- Exercise details: Starting at the line that holds "What's the underlying", set down each line through the end of the listing, exactly as written and with nothing added.

* BEGIN *

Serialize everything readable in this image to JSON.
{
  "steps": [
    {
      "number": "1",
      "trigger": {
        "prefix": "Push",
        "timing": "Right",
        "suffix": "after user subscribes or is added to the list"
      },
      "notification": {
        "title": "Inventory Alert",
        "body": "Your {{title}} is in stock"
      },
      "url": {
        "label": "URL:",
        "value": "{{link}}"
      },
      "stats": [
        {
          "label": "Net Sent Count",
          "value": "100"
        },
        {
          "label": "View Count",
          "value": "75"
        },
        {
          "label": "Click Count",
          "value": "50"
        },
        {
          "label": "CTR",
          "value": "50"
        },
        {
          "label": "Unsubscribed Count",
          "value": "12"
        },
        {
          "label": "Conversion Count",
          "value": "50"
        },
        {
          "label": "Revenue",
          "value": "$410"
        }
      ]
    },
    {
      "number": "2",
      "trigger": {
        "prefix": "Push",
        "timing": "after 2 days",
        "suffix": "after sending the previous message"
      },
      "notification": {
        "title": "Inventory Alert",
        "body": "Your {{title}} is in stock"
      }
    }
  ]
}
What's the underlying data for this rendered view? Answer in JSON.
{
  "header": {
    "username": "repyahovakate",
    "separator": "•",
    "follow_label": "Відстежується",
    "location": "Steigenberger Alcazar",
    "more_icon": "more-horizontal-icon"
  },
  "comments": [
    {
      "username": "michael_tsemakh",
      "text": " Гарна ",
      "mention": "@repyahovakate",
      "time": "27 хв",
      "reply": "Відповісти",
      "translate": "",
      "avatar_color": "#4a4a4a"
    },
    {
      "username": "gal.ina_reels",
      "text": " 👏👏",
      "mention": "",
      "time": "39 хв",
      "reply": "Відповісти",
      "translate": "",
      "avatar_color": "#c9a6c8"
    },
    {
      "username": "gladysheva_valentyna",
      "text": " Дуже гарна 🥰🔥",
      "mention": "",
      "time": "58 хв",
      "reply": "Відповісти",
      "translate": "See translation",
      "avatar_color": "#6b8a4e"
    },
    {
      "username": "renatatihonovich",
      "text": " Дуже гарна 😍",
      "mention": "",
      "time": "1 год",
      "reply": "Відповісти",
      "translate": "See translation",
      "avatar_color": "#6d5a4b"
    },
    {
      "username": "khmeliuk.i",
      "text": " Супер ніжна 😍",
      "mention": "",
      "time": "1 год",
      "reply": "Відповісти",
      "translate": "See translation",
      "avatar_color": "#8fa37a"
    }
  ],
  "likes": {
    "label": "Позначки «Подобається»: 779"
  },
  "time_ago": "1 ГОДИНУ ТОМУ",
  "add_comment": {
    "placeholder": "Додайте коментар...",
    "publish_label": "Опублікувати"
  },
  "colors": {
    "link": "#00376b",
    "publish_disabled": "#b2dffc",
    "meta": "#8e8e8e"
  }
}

* END *

- Output:
What's the underlying data for this rendered view? Answer in JSON.
{
  "header": {
    "username": "repyahovakate",
    "separator": "•",
    "follow_label": "Відстежується",
    "location": "Steigenberger Alcazar",
    "more_icon": "more-horizontal-icon"
  },
  "comments": [
    {
      "username": "michael_tsemakh",
      "text": " Гарна ",
      "mention": "@repyahovakate",
      "time": "27 хв",
      "reply": "Відповісти",
      "translate": "",
      "avatar_color": "#4a4a4a"
    },
    {
      "username": "gal.ina_reels",
      "text": " 👏👏",
      "mention": "",
      "time": "39 хв",
      "reply": "Відповісти",
      "translate": "",
      "avatar_color": "#c9a6c8"
    },
    {
      "username": "gladysheva_valentyna",
      "text": " Дуже гарна 🥰🔥",
      "mention": "",
      "time": "58 хв",
      "reply": "Відповісти",
      "translate": "See translation",
      "avatar_color": "#6b8a4e"
    },
    {
      "username": "renatatihonovich",
      "text": " Дуже гарна 😍",
      "mention": "",
      "time": "1 год",
      "reply": "Відповісти",
      "translate": "See translation",
      "avatar_color": "#6d5a4b"
    },
    {
      "username": "khmeliuk.i",
      "text": " Супер ніжна 😍",
      "mention": "",
      "time": "1 год",
      "reply": "Відповісти",
      "translate": "See translation",
      "avatar_color": "#8fa37a"
    }
  ],
  "likes": {
    "label": "Позначки «Подобається»: 779"
  },
  "time_ago": "1 ГОДИНУ ТОМУ",
  "add_comment": {
    "placeholder": "Додайте коментар...",
    "publish_label": "Опублікувати"
  },
  "colors": {
    "link": "#00376b",
    "publish_disabled": "#b2dffc",
    "meta": "#8e8e8e"
  }
}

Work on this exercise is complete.